▶ [Task statement]: From the entries below, copy every line that holds the word "these".

▶ [Extracted data]:
+++

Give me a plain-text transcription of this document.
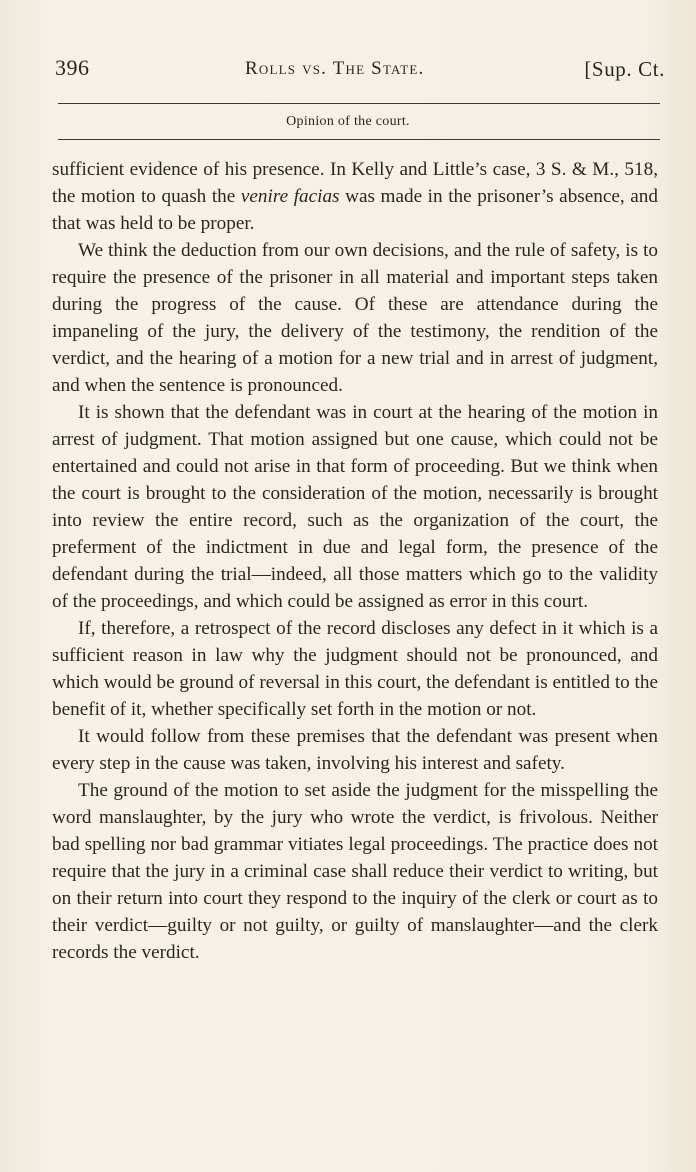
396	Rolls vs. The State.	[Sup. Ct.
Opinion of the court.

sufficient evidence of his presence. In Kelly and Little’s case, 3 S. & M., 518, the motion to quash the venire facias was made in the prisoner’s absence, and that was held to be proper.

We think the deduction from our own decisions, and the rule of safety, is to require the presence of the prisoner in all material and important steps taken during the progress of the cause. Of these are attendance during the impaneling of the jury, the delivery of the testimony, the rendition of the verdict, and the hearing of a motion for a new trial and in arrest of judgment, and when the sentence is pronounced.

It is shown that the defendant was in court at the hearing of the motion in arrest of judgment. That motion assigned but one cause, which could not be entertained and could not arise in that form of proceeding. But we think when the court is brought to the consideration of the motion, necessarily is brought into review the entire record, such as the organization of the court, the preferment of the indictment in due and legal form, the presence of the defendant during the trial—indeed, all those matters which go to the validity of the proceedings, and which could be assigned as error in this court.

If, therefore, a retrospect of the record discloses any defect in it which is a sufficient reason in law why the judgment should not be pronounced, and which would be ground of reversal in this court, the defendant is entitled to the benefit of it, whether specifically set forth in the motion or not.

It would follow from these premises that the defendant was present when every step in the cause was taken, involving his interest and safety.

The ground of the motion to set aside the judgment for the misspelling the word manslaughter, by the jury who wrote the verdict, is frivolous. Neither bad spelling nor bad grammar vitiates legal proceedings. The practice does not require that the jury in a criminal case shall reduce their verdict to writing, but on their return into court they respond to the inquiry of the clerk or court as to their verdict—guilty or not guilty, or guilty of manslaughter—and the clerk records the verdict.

+++

▶ [Task result]:
We think the deduction from our own decisions, and the rule of safety, is to require the presence of the prisoner in all material and important steps taken during the progress of the cause. Of these are attendance during the impaneling of the jury, the delivery of the testimony, the rendition of the verdict, and the hearing of a motion for a new trial and in arrest of judgment, and when the sentence is pronounced.
It would follow from these premises that the defendant was present when every step in the cause was taken, involving his interest and safety.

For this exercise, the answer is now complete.